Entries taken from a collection

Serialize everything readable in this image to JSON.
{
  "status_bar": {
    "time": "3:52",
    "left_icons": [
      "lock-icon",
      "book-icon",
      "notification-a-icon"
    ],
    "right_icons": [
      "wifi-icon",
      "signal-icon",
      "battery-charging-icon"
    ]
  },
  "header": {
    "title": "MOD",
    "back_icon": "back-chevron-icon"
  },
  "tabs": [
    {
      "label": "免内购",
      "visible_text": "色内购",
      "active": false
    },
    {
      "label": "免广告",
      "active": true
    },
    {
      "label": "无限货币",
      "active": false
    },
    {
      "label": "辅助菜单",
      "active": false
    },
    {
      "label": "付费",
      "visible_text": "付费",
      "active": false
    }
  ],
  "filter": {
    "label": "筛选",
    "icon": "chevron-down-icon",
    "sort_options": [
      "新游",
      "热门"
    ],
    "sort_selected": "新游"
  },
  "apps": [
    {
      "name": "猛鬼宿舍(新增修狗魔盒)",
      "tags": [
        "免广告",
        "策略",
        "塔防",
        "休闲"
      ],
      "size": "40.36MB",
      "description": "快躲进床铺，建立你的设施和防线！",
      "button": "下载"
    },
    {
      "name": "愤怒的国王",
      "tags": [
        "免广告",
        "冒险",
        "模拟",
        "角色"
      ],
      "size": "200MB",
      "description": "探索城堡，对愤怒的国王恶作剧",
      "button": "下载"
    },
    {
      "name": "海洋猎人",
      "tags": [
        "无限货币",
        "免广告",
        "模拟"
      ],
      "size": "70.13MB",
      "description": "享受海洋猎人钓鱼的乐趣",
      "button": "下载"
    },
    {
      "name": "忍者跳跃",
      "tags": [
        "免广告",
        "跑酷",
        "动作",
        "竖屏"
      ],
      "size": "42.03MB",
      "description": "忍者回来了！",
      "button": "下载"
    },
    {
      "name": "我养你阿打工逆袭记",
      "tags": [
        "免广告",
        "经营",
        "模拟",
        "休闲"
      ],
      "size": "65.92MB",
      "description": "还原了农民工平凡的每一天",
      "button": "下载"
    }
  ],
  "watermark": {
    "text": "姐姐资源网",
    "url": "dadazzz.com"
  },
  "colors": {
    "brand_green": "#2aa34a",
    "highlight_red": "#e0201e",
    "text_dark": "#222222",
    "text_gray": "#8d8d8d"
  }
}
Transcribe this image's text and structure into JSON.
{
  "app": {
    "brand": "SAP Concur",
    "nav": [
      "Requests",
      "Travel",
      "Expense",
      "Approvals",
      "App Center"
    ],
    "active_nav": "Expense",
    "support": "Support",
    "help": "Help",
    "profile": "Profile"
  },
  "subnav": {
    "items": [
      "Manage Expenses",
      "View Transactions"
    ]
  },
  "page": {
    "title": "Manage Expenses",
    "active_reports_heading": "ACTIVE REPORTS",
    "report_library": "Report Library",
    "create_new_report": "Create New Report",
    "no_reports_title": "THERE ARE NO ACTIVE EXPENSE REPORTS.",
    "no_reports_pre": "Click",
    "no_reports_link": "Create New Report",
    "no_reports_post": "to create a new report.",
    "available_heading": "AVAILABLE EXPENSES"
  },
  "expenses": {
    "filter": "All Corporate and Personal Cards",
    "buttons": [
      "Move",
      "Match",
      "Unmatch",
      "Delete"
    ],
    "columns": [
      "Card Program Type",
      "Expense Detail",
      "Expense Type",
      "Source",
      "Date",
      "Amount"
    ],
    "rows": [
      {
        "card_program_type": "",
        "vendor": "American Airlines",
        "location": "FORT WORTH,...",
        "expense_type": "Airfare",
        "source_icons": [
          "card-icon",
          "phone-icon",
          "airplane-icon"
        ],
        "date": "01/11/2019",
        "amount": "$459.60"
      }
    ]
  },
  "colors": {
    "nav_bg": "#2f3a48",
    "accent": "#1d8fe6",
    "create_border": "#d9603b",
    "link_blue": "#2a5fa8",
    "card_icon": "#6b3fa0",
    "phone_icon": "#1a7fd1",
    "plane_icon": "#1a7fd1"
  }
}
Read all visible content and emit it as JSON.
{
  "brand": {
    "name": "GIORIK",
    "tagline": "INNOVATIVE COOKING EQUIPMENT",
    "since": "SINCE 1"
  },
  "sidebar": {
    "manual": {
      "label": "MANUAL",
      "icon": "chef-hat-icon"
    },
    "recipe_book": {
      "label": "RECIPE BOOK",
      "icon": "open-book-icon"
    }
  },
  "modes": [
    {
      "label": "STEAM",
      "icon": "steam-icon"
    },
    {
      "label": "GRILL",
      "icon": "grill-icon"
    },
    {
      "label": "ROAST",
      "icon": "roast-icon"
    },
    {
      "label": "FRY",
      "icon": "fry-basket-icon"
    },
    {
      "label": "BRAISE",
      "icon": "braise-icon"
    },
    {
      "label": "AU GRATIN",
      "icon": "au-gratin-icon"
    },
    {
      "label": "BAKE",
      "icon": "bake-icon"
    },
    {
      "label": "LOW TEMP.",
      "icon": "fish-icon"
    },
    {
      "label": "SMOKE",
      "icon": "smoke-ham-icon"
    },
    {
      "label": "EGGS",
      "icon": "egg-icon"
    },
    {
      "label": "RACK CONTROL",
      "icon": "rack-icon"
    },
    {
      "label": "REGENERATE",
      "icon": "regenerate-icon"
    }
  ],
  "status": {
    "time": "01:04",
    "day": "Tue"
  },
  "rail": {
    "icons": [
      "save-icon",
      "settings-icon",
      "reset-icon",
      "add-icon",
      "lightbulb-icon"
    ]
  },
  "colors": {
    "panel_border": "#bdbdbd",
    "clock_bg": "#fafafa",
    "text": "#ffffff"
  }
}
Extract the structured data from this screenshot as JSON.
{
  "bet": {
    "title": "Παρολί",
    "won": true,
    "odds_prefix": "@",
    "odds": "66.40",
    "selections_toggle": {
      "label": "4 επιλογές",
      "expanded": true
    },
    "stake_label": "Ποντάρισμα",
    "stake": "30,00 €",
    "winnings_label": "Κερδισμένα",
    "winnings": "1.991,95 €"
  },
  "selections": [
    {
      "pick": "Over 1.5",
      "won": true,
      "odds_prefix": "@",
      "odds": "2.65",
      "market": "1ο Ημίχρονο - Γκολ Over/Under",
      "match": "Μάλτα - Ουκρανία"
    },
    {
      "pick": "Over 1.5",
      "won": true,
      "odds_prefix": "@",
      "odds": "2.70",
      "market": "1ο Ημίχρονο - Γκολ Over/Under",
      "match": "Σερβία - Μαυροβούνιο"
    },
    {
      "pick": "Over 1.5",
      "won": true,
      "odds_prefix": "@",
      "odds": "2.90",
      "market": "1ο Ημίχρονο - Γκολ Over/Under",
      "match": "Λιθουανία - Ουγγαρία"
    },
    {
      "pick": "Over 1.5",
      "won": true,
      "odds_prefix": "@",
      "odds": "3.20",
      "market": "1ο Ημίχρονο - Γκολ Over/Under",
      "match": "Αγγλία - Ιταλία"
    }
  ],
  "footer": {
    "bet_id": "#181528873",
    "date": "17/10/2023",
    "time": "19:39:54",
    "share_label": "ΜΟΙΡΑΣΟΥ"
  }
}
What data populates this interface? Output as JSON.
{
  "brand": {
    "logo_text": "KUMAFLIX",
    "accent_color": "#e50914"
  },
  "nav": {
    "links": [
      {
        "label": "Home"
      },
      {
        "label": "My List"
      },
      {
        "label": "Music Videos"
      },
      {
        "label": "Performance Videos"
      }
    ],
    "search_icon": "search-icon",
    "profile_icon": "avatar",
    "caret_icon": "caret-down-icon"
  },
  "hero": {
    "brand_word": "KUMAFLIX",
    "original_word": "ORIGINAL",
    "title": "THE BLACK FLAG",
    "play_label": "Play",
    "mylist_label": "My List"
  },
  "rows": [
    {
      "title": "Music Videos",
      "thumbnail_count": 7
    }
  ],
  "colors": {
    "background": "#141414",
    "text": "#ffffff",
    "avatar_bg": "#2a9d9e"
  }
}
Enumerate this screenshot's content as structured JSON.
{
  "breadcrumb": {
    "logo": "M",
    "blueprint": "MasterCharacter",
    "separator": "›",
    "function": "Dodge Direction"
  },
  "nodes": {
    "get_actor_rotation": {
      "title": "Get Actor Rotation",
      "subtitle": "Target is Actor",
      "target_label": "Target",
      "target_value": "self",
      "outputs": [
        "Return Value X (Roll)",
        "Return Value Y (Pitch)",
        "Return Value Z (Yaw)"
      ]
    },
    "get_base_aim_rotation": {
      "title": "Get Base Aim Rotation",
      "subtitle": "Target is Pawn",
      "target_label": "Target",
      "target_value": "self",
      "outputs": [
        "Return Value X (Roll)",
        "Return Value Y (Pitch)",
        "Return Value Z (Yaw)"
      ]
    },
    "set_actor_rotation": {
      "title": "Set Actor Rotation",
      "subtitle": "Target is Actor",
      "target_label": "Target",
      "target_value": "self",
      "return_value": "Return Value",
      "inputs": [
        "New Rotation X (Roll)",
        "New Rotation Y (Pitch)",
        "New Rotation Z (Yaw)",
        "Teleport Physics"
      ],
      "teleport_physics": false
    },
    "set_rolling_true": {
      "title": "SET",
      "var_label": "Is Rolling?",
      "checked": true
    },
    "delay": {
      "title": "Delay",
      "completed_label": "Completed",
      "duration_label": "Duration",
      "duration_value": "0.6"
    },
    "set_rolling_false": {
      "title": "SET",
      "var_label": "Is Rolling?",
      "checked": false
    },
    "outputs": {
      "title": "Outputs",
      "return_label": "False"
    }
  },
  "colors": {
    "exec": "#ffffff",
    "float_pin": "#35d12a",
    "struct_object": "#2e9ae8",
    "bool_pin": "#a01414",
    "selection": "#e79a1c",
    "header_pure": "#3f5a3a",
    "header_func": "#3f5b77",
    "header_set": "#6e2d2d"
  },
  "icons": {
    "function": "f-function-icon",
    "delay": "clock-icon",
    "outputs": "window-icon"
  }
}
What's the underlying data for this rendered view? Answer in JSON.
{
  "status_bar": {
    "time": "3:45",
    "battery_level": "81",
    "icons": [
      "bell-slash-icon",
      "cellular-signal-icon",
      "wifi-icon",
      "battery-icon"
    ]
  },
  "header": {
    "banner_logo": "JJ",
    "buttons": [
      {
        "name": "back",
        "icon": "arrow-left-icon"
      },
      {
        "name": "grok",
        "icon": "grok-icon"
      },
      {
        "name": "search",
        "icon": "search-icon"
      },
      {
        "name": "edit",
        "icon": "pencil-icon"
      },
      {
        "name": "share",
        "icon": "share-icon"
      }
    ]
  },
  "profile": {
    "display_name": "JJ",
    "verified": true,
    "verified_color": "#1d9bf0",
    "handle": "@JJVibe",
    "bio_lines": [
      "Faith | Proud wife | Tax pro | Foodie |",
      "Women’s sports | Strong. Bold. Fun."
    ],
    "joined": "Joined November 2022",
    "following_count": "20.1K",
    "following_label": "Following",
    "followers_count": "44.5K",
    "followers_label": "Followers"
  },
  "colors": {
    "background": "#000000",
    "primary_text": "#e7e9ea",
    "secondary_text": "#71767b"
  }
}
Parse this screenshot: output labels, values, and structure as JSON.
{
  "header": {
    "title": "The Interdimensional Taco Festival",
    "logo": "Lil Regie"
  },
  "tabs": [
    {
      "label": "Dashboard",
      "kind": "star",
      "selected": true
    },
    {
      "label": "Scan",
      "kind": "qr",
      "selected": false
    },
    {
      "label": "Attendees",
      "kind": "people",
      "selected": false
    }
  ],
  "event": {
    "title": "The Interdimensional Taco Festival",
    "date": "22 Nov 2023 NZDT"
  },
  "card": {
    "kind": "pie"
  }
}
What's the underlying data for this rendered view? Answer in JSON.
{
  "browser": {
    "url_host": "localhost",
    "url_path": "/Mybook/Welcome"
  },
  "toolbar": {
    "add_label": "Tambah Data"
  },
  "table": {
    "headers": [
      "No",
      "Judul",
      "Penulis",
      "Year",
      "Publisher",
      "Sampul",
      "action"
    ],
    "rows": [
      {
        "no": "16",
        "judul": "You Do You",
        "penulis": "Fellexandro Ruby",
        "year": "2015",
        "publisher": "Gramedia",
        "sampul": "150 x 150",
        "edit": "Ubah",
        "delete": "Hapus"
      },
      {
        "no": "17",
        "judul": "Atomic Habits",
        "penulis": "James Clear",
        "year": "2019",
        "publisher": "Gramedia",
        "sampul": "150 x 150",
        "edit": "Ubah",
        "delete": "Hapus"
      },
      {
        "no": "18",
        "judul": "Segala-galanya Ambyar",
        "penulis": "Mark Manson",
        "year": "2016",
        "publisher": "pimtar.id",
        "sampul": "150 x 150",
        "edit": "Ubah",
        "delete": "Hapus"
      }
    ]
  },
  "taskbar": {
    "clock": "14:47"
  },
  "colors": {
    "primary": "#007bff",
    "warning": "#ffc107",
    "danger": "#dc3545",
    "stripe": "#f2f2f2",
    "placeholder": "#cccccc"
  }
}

◆ **DIRECTIVE**
Copy out each line of the records where the string "structured" appears.

◆ **EXERCISE RESULT**
Extract the structured data from this screenshot as JSON.
Enumerate this screenshot's content as structured JSON.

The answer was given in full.